Stored records:

..............................

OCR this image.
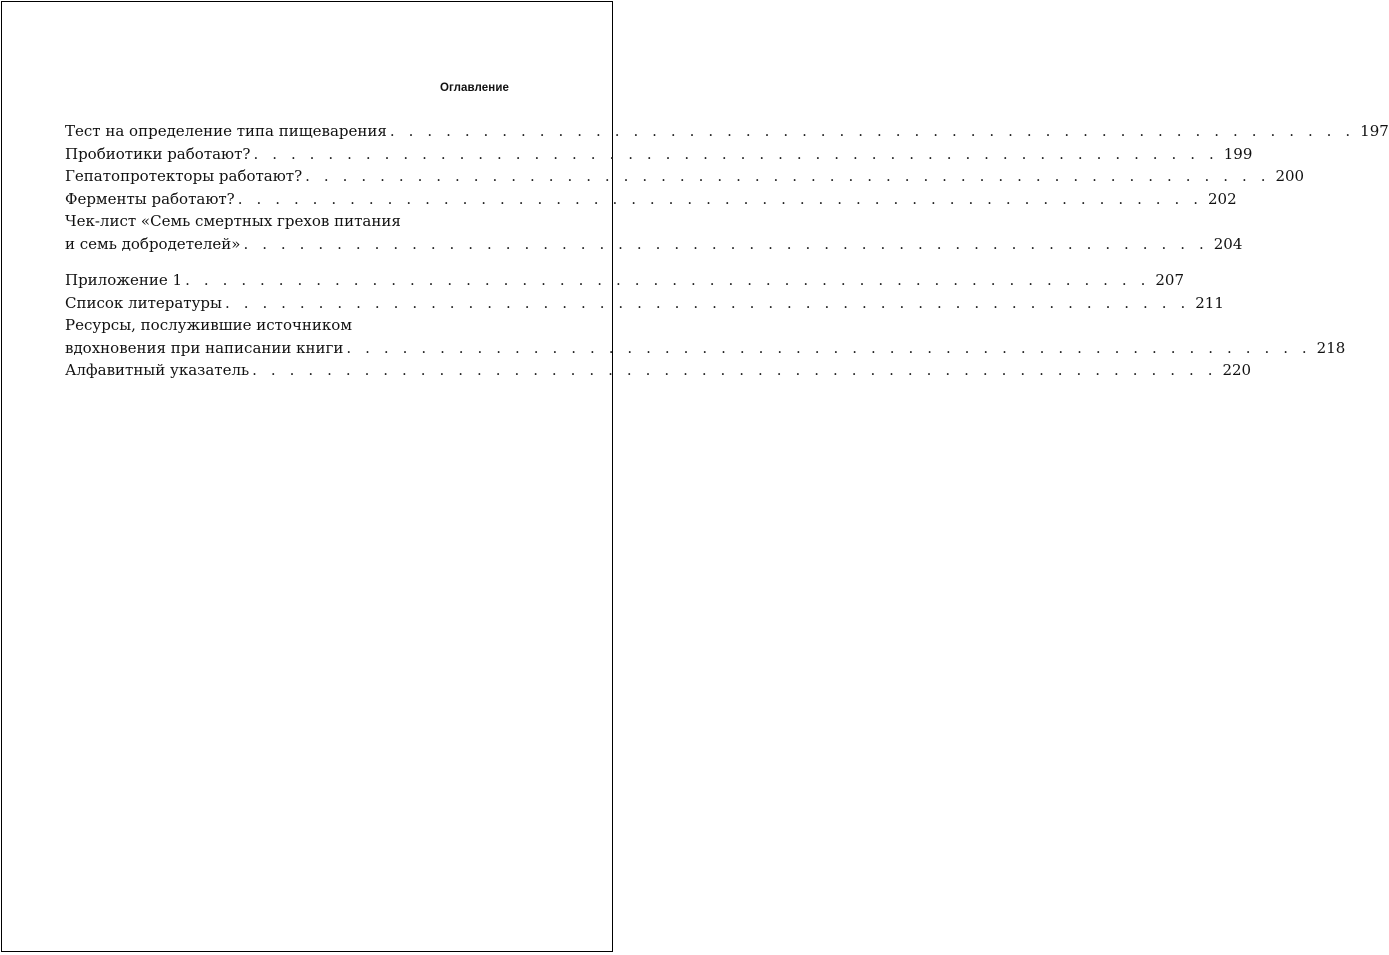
Оглавление
Тест на определение типа пищеварения . . . . . . . . . . . . . . . . . . . . . . . . . . . . . . . . . . . . . . . . . . . . . . . . . . . . 197
Пробиотики работают? . . . . . . . . . . . . . . . . . . . . . . . . . . . . . . . . . . . . . . . . . . . . . . . . . . . . 199
Гепатопротекторы работают? . . . . . . . . . . . . . . . . . . . . . . . . . . . . . . . . . . . . . . . . . . . . . . . . . . . . 200
Ферменты работают? . . . . . . . . . . . . . . . . . . . . . . . . . . . . . . . . . . . . . . . . . . . . . . . . . . . . 202
Чек-лист «Семь смертных грехов питания
и семь добродетелей» . . . . . . . . . . . . . . . . . . . . . . . . . . . . . . . . . . . . . . . . . . . . . . . . . . . . 204
Приложение 1 . . . . . . . . . . . . . . . . . . . . . . . . . . . . . . . . . . . . . . . . . . . . . . . . . . . . 207
Список литературы . . . . . . . . . . . . . . . . . . . . . . . . . . . . . . . . . . . . . . . . . . . . . . . . . . . . 211
Ресурсы, послужившие источником
вдохновения при написании книги . . . . . . . . . . . . . . . . . . . . . . . . . . . . . . . . . . . . . . . . . . . . . . . . . . . . 218
Алфавитный указатель . . . . . . . . . . . . . . . . . . . . . . . . . . . . . . . . . . . . . . . . . . . . . . . . . . . . 220
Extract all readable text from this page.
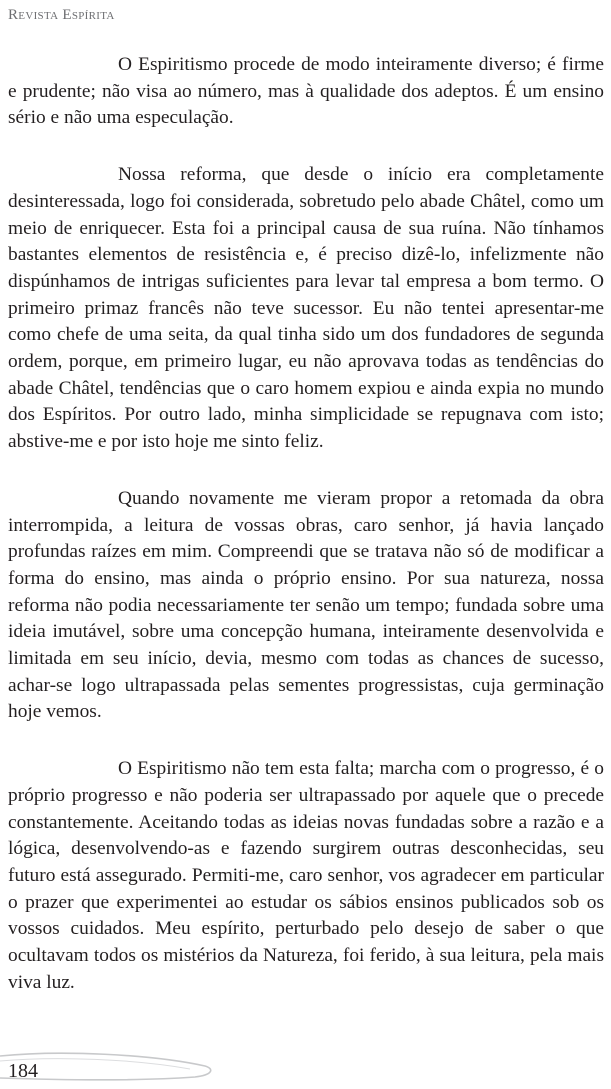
Revista Espírita

O Espiritismo procede de modo inteiramente diverso; é firme e prudente; não visa ao número, mas à qualidade dos adeptos. É um ensino sério e não uma especulação.

Nossa reforma, que desde o início era completamente desinteressada, logo foi considerada, sobretudo pelo abade Châtel, como um meio de enriquecer. Esta foi a principal causa de sua ruína. Não tínhamos bastantes elementos de resistência e, é preciso dizê-lo, infelizmente não dispúnhamos de intrigas suficientes para levar tal empresa a bom termo. O primeiro primaz francês não teve sucessor. Eu não tentei apresentar-me como chefe de uma seita, da qual tinha sido um dos fundadores de segunda ordem, porque, em primeiro lugar, eu não aprovava todas as tendências do abade Châtel, tendências que o caro homem expiou e ainda expia no mundo dos Espíritos. Por outro lado, minha simplicidade se repugnava com isto; abstive-me e por isto hoje me sinto feliz.

Quando novamente me vieram propor a retomada da obra interrompida, a leitura de vossas obras, caro senhor, já havia lançado profundas raízes em mim. Compreendi que se tratava não só de modificar a forma do ensino, mas ainda o próprio ensino. Por sua natureza, nossa reforma não podia necessariamente ter senão um tempo; fundada sobre uma ideia imutável, sobre uma concepção humana, inteiramente desenvolvida e limitada em seu início, devia, mesmo com todas as chances de sucesso, achar-se logo ultrapassada pelas sementes progressistas, cuja germinação hoje vemos.

O Espiritismo não tem esta falta; marcha com o progresso, é o próprio progresso e não poderia ser ultrapassado por aquele que o precede constantemente. Aceitando todas as ideias novas fundadas sobre a razão e a lógica, desenvolvendo-as e fazendo surgirem outras desconhecidas, seu futuro está assegurado. Permiti-me, caro senhor, vos agradecer em particular o prazer que experimentei ao estudar os sábios ensinos publicados sob os vossos cuidados. Meu espírito, perturbado pelo desejo de saber o que ocultavam todos os mistérios da Natureza, foi ferido, à sua leitura, pela mais viva luz.

184
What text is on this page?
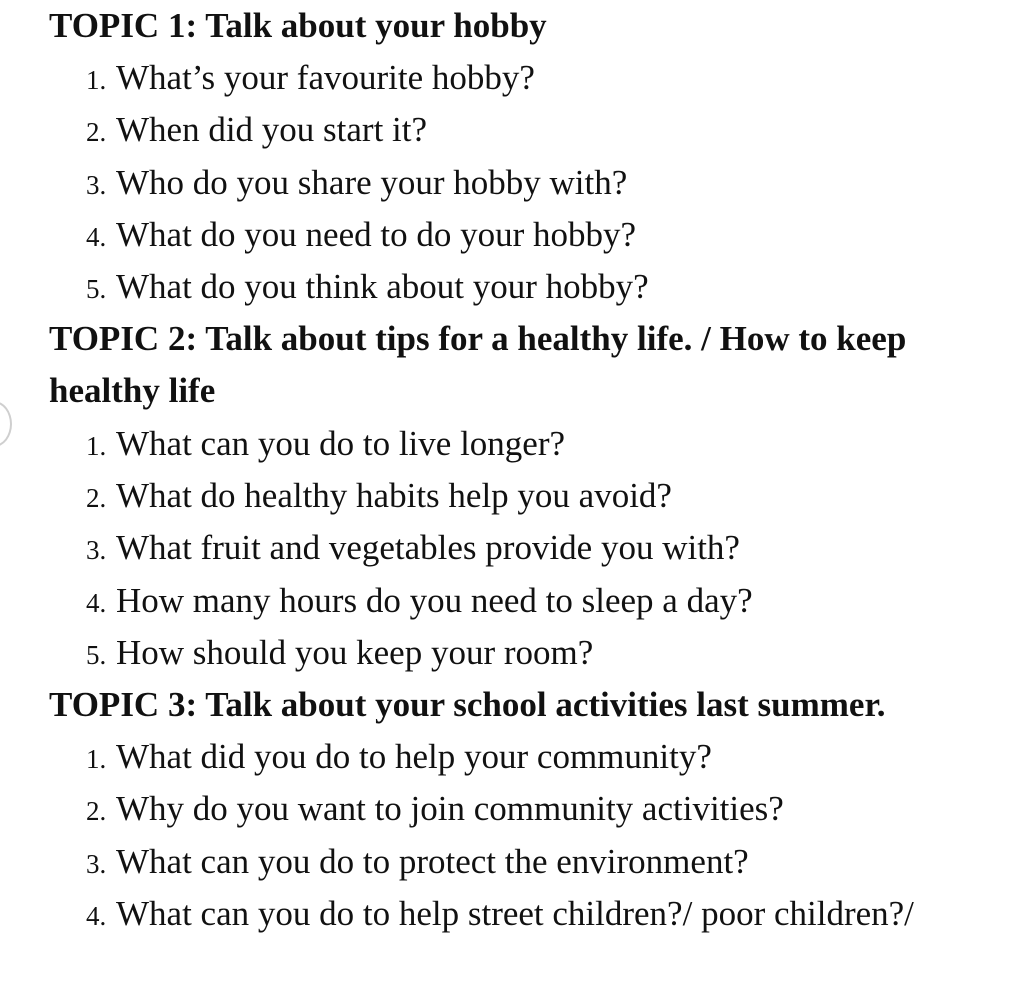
TOPIC 1: Talk about your hobby
1. What’s your favourite hobby?
2. When did you start it?
3. Who do you share your hobby with?
4. What do you need to do your hobby?
5. What do you think about your hobby?
TOPIC 2: Talk about tips for a healthy life. / How to keep
healthy life
1. What can you do to live longer?
2. What do healthy habits help you avoid?
3. What fruit and vegetables provide you with?
4. How many hours do you need to sleep a day?
5. How should you keep your room?
TOPIC 3: Talk about your school activities last summer.
1. What did you do to help your community?
2. Why do you want to join community activities?
3. What can you do to protect the environment?
4. What can you do to help street children?/ poor children?/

..............................

Copy out each line of the listing that holds "keep".

Answer in full:
TOPIC 2: Talk about tips for a healthy life. / How to keep
5. How should you keep your room?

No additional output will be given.